Il sergente nella neve
RECENSIONI

Il sergente nella neve – Mario Rigoni Stern

Tra le diverse esperienze formative che si può avere la fortuna di sperimentare da piccoli, tra i silenziosi ed ospitali banchi di scuola di un piccolo paese di montagna a 800 metri di altezza, ve ne sono alcune così uniche e preziose che finiscono per diventare parte del nostro vissuto al punto che le si porta generosamente con sé per tutta la vita. Con Mario Rigoni Stern per me è andata proprio così. A lui, infatti, devo moltissimo come persona, come montanaro, come insegnante e scrittore. Al pari di molti studenti delle medie della mia generazione, classe ‘90, conobbi “Il sergente nella neve” a scuola, all’età di 11 anni grazie all’appassionata professoressa di italiano che ci lesse alcuni passaggi accuratamente selezionati in quei giorni di neve in cui al suono d’ingresso della campanella erano solo i figli dei veri montanari ad affacciarsi imbacuccati e gocciolanti sulla soglia dell’aula.

◆ MATERIALE ESTRATTO

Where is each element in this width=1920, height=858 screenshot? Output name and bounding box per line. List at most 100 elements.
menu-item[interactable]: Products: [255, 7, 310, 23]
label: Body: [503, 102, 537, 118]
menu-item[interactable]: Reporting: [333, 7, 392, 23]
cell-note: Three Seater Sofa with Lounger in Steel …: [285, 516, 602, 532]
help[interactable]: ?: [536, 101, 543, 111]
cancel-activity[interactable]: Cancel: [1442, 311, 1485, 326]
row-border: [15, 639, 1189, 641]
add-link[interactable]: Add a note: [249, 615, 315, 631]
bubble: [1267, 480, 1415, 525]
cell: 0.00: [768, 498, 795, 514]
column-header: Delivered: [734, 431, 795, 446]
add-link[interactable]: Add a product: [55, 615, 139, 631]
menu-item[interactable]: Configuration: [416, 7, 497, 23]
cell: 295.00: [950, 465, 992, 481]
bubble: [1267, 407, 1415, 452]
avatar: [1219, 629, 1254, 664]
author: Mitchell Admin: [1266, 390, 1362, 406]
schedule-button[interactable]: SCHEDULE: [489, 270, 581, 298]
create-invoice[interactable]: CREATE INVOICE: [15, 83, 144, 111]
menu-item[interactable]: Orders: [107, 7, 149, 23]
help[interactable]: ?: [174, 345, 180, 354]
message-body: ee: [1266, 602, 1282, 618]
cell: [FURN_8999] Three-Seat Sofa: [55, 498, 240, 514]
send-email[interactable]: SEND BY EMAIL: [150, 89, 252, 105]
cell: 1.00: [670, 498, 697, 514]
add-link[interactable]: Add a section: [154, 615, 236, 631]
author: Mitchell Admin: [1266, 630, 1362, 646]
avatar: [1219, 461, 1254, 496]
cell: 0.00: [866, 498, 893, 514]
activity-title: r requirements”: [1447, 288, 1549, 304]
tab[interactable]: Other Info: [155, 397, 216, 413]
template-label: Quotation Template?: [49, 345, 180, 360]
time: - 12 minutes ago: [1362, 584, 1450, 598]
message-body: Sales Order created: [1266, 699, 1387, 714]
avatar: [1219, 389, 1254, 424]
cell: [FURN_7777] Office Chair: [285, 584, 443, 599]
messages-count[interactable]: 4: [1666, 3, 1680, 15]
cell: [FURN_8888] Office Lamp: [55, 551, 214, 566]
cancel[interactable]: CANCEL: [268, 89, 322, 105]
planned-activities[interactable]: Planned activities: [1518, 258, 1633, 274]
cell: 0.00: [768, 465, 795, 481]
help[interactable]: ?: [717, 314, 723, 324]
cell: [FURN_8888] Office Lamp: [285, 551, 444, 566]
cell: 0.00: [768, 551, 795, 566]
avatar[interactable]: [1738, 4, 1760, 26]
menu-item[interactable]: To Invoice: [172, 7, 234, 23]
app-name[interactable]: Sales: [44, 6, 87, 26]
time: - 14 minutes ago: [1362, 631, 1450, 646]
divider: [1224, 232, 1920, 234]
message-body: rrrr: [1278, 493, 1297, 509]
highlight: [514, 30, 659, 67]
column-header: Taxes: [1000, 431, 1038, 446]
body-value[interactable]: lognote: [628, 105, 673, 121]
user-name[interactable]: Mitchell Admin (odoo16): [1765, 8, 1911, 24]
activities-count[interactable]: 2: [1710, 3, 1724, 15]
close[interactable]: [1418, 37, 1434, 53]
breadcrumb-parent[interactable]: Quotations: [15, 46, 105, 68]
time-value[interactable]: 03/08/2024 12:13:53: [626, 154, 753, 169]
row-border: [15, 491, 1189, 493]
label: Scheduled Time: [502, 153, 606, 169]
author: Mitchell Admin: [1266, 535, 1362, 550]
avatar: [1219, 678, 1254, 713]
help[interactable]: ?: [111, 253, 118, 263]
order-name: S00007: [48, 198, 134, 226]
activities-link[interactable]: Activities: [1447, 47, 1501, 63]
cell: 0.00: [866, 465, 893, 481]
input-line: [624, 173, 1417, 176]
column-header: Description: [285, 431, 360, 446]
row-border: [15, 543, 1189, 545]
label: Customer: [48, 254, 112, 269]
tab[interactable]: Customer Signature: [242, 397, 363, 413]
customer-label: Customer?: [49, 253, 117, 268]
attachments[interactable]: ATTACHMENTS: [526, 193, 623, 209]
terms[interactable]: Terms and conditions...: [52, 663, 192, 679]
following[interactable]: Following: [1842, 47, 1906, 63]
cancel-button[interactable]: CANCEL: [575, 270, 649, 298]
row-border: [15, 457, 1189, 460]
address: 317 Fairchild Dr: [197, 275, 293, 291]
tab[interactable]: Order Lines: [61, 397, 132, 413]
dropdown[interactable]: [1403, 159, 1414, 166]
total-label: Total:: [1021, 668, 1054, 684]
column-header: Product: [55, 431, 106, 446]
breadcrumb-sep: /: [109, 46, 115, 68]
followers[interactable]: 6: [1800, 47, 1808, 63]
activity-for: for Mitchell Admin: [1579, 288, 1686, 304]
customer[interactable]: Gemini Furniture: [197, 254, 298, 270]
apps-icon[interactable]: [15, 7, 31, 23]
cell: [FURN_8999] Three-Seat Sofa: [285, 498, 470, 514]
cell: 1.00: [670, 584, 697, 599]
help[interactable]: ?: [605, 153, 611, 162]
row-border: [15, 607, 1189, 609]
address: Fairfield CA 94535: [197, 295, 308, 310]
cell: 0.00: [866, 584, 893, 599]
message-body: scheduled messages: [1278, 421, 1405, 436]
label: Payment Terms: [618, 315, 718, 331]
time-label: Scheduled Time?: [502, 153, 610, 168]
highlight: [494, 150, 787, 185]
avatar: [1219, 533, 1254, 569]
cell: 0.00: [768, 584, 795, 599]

◆ ISTRUZIONI
1) Riassumi in due frasi la recensione de «Il sergente nella neve».
2) Secondo la recensione de «Il sergente nella neve», a quale età chi scrive conobbe il libro?
3) In base alla recensione de «Il sergente nella neve», spiega in una o due frasi perché l'incontro con Mario Rigoni Stern è diventato parte del vissuto di chi scrive.

◆ ESERCIZI SVOLTI
1) Alcune esperienze formative vissute da piccoli, sui banchi di scuola di un paese di montagna, diventano parte del proprio vissuto per tutta la vita, e per chi scrive è stato così con Mario Rigoni Stern. «Il sergente nella neve» fu conosciuto a scuola a 11 anni, grazie a un'appassionata professoressa di italiano che ne lesse alcuni passaggi nei giorni di neve.

2) A 11 anni.

3) Chi scrive deve moltissimo a Mario Rigoni Stern come persona, come montanaro, come insegnante e scrittore.